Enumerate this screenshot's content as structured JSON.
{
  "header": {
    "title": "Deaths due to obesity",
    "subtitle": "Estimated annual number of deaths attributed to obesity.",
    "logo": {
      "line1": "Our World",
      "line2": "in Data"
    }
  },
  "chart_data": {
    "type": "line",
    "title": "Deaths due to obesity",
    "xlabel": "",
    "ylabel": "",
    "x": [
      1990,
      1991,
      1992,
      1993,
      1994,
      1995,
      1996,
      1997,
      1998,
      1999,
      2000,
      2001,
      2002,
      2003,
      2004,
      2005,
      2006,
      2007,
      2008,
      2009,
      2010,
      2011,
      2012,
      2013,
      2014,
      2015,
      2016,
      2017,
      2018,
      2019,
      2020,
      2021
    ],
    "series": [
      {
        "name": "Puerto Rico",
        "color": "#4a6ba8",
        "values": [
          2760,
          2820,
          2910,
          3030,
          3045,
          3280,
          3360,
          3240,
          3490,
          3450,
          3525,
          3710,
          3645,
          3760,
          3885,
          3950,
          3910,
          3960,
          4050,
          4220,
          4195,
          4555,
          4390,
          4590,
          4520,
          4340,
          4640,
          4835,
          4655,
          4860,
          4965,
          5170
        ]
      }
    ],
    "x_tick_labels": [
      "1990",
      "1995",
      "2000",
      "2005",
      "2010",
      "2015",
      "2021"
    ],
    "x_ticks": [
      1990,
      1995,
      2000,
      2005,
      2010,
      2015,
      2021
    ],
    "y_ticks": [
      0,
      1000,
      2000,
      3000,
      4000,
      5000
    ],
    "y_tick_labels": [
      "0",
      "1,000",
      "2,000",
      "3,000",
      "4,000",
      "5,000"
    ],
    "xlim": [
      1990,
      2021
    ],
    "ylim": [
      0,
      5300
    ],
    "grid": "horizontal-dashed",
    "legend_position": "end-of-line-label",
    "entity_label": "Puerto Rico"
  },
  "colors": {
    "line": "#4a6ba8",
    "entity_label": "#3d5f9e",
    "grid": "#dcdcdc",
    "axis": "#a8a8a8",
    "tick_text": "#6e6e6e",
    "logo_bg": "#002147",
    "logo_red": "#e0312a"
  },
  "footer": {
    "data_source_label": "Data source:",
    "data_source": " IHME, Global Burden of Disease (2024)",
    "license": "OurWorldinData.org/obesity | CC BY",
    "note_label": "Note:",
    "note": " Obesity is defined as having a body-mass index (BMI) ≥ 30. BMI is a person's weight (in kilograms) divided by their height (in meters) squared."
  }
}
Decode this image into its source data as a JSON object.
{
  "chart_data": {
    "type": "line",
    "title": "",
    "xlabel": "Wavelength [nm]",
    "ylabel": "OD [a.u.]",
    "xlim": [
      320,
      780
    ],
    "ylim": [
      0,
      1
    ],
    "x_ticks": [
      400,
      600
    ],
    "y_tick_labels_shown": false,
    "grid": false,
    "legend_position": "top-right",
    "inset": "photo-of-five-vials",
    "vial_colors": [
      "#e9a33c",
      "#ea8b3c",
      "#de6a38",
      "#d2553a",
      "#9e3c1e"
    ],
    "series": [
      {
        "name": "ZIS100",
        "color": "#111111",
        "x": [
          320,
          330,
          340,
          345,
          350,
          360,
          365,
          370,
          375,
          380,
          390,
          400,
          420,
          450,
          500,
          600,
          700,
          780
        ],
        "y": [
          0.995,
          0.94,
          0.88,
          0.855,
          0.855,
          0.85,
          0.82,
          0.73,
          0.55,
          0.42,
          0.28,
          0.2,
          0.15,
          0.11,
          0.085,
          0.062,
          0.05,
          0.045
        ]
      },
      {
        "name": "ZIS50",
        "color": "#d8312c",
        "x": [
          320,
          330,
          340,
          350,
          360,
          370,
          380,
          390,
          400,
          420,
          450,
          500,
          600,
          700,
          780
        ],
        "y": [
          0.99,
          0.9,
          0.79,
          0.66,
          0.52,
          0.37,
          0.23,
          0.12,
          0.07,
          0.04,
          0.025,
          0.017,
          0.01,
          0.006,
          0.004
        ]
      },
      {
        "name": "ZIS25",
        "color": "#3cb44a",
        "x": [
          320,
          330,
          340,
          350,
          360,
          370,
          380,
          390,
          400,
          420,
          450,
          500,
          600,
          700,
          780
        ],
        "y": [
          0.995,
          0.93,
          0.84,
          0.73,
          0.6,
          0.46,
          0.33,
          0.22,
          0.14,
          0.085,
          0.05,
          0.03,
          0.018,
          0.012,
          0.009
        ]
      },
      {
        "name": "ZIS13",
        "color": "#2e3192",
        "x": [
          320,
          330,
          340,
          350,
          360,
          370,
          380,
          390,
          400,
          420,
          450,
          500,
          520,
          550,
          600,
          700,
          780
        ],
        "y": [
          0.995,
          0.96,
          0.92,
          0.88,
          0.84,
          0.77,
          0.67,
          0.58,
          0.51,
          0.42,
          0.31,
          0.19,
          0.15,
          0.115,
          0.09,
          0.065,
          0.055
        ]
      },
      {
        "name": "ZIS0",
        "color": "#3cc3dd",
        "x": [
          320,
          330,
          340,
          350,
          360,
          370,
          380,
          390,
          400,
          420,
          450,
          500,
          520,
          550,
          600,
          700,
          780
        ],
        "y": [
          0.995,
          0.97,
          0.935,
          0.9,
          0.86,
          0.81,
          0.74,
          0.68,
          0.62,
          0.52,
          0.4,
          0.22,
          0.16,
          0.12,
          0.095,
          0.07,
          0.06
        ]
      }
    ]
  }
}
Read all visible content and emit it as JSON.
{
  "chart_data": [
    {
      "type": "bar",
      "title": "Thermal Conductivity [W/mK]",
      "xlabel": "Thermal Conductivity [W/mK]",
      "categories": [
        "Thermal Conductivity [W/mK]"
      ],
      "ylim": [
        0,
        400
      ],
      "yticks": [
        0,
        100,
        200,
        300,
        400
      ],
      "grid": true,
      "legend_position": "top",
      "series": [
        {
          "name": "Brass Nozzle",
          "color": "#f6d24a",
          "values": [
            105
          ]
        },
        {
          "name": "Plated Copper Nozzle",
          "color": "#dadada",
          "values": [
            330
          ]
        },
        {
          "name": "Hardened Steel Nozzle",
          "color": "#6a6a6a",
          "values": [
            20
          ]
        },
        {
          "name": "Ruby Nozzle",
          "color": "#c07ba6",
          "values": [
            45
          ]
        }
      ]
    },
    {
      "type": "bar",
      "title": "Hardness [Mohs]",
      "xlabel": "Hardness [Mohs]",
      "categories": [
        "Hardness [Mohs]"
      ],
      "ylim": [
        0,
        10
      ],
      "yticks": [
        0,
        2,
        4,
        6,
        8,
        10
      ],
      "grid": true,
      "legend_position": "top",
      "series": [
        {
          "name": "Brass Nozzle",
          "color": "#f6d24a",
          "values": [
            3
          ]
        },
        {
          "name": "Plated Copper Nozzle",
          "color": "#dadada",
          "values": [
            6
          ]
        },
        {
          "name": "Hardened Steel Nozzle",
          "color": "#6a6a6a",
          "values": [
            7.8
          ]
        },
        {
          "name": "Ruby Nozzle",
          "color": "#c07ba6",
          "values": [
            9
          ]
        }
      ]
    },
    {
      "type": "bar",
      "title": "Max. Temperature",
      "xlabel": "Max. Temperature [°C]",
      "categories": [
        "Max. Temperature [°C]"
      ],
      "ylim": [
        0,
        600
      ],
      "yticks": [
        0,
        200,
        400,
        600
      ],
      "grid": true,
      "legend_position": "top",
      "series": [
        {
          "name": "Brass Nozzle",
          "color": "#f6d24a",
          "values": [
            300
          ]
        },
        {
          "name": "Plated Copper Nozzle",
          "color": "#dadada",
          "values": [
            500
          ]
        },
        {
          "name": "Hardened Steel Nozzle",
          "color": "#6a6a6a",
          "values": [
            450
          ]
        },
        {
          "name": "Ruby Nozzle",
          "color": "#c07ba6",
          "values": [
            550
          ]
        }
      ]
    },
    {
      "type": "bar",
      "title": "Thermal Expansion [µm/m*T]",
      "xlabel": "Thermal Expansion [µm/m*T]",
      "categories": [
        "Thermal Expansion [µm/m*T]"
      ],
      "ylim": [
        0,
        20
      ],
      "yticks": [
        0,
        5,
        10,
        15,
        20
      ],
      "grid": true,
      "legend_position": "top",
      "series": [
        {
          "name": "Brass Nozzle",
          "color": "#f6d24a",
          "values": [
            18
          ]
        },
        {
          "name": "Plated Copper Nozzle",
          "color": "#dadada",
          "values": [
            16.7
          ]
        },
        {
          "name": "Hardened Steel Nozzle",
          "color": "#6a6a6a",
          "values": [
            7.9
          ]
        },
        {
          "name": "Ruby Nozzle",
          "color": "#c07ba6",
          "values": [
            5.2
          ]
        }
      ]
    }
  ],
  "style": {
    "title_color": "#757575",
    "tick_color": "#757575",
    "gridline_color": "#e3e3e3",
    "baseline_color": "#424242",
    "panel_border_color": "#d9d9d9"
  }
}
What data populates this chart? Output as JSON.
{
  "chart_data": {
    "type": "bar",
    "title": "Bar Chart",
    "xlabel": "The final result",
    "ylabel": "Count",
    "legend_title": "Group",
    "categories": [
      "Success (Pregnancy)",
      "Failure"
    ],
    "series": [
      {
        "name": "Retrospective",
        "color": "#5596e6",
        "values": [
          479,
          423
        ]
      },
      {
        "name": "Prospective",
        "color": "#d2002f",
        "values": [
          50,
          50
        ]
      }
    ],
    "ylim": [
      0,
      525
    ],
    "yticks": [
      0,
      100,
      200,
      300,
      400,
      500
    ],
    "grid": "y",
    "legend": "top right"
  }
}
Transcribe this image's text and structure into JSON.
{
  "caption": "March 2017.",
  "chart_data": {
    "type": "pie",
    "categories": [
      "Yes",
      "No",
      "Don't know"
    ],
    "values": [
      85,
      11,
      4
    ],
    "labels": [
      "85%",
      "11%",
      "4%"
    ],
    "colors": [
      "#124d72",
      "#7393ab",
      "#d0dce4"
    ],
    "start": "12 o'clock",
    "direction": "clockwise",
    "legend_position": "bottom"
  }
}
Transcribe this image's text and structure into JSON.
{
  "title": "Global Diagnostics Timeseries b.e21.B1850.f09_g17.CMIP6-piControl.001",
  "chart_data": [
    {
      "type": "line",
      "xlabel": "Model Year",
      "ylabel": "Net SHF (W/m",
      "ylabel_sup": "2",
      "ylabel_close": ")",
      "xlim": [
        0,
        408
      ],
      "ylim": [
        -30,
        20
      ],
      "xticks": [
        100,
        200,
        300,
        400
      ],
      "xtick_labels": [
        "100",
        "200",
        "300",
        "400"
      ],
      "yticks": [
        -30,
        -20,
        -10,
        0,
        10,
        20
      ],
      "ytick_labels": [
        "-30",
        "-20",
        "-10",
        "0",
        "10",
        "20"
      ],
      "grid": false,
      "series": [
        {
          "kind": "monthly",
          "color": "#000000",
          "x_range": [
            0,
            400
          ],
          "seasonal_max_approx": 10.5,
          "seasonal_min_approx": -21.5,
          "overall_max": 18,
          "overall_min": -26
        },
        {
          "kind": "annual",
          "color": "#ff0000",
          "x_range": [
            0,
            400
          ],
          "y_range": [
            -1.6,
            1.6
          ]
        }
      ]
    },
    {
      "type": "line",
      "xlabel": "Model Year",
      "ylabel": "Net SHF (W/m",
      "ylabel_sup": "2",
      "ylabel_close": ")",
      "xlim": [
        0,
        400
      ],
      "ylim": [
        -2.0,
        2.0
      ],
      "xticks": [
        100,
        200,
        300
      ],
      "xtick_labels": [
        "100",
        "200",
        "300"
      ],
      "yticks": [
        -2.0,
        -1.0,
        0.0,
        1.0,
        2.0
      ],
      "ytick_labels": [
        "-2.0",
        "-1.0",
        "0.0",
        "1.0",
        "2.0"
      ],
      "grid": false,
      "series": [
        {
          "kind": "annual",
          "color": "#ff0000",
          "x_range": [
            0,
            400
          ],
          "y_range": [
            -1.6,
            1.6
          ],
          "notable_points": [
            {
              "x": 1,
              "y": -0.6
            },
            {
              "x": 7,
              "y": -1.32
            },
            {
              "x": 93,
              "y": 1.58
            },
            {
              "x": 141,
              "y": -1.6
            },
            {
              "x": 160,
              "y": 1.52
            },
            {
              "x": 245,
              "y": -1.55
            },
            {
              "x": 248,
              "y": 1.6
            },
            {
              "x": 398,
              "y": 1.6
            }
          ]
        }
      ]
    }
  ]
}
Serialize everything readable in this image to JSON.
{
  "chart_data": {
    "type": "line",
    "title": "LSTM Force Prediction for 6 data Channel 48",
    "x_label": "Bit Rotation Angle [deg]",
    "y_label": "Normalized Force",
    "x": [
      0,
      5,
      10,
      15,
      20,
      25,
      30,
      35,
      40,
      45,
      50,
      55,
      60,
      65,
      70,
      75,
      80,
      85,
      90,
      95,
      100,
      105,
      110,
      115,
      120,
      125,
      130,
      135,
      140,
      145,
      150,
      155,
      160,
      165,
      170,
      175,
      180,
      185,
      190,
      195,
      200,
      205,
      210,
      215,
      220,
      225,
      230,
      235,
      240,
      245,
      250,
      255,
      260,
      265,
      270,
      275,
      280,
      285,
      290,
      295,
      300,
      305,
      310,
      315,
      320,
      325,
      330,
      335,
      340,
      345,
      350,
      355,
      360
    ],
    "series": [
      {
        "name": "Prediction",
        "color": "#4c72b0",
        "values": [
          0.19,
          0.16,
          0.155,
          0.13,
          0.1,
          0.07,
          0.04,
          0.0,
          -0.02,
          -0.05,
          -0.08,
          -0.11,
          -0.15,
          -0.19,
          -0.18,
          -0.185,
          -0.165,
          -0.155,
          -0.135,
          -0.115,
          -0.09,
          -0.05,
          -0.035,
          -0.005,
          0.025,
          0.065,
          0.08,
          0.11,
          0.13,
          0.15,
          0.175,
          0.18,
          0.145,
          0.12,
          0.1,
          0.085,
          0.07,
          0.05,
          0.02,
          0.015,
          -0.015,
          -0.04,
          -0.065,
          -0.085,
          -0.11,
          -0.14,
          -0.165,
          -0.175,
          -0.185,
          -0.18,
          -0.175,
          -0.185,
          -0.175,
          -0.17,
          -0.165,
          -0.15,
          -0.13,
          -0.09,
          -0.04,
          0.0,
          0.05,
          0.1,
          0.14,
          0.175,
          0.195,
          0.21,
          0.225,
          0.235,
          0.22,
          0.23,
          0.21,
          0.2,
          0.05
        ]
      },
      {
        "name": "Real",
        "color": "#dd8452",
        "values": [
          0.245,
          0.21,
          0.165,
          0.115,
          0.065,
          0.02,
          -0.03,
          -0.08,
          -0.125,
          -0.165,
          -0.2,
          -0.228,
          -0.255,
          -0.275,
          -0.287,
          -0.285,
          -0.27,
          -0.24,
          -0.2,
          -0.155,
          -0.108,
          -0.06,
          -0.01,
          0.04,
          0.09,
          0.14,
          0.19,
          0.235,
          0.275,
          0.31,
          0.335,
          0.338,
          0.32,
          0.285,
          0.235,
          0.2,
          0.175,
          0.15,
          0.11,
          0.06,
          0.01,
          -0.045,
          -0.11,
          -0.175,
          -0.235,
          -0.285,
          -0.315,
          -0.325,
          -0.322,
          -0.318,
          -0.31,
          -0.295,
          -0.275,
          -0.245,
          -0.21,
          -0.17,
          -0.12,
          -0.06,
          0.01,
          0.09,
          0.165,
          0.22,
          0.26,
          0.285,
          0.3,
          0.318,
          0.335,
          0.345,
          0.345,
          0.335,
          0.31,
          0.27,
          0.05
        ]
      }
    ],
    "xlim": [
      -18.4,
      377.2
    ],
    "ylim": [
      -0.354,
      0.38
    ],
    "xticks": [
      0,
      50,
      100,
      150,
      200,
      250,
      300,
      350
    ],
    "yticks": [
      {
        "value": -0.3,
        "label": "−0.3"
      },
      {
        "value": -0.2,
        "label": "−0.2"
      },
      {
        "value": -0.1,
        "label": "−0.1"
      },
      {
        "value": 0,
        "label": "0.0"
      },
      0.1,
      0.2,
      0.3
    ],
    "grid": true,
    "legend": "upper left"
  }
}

TASK OBJECTIVE: Only lines with "Global" are wanted here; list each of them.

RESPONSE TO THE TASK:
    "data_source": " IHME, Global Burden of Disease (2024)",
  "title": "Global Diagnostics Timeseries b.e21.B1850.f09_g17.CMIP6-piControl.001",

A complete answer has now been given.